_TASK INSTRUCTIONS_
Search the records for "screenshot" and copy each line that holds it.

** start of MATERIAL FOR THIS EXERCISE **

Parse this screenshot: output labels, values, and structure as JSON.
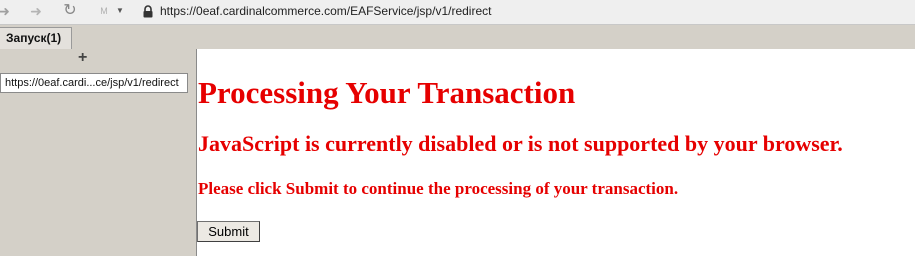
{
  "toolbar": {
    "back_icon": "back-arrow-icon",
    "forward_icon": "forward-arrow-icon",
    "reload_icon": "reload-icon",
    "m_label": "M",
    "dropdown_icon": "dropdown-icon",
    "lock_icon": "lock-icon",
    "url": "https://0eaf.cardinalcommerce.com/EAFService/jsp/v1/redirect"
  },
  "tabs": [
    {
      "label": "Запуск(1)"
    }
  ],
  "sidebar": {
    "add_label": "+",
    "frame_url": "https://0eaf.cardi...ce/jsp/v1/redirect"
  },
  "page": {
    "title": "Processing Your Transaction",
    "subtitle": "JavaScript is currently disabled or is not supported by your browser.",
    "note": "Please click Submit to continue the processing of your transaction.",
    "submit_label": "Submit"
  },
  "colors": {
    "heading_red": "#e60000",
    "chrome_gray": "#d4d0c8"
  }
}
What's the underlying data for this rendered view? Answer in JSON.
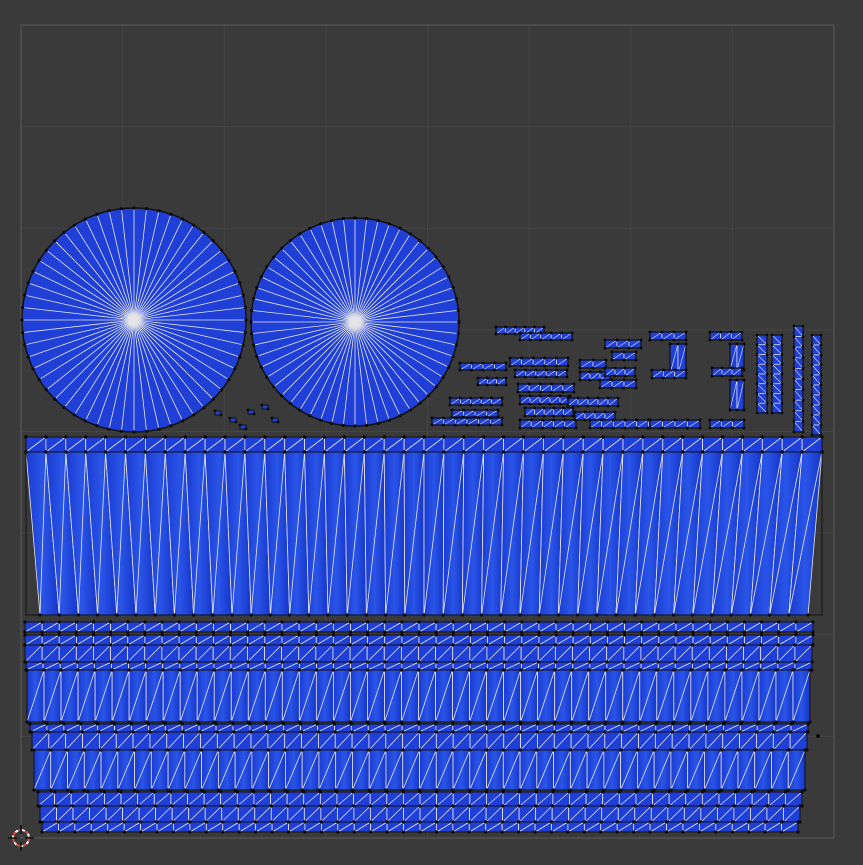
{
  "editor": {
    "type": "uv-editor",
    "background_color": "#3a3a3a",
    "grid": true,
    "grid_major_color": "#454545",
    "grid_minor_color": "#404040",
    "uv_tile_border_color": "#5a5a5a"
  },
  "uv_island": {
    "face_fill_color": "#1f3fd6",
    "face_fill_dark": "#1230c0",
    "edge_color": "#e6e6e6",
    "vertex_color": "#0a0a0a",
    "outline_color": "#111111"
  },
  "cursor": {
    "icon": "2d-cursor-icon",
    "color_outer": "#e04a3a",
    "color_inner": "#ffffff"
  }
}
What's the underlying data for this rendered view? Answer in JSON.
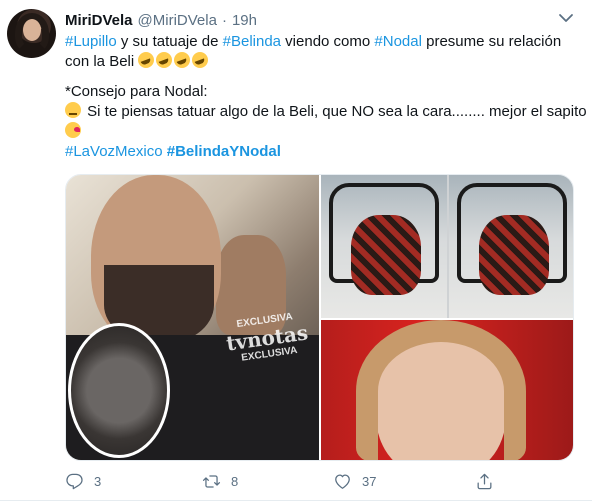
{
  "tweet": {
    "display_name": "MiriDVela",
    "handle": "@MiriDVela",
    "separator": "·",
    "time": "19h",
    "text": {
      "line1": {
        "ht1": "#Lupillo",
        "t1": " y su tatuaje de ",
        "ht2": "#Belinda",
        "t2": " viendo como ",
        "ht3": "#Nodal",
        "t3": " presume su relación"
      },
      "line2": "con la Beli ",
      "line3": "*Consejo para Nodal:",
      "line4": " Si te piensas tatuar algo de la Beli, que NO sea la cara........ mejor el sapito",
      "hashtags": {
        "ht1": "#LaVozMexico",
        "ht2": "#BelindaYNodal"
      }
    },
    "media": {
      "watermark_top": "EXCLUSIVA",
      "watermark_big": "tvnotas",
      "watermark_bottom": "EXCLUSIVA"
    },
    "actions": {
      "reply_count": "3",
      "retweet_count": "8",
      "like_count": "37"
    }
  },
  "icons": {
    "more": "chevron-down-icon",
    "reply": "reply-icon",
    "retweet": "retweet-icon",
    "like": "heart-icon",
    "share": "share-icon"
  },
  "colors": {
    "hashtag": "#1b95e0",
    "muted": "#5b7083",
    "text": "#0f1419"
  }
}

** end of MATERIAL FOR THIS EXERCISE **
** start of MATERIAL FOR THIS EXERCISE **

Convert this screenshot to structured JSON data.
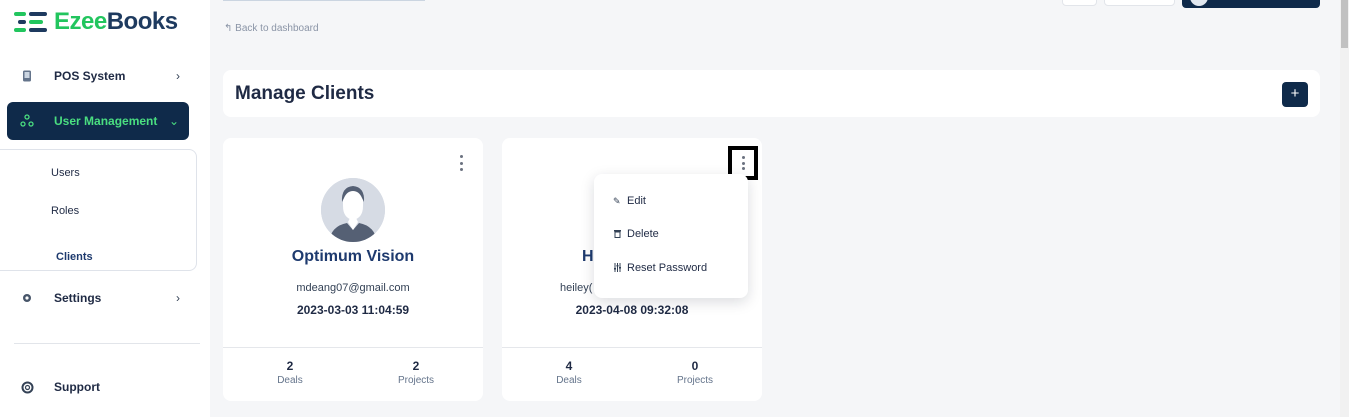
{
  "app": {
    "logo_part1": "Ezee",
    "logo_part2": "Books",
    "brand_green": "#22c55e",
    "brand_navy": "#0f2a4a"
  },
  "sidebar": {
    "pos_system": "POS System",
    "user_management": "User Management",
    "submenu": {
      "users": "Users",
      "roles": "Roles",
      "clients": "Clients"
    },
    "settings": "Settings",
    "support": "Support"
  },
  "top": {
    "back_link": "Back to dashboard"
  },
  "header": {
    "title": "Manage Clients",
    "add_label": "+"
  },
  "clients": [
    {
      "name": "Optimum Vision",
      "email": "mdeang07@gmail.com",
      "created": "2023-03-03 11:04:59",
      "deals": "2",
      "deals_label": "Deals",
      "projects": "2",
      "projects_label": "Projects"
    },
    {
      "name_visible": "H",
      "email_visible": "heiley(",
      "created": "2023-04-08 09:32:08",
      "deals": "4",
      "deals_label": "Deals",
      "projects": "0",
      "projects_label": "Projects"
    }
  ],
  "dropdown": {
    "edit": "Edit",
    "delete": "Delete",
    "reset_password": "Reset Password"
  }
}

** end of MATERIAL FOR THIS EXERCISE **

_SOLUTION FOR THIS EXERCISE_
Parse this screenshot: output labels, values, and structure as JSON.
Convert this screenshot to structured JSON data.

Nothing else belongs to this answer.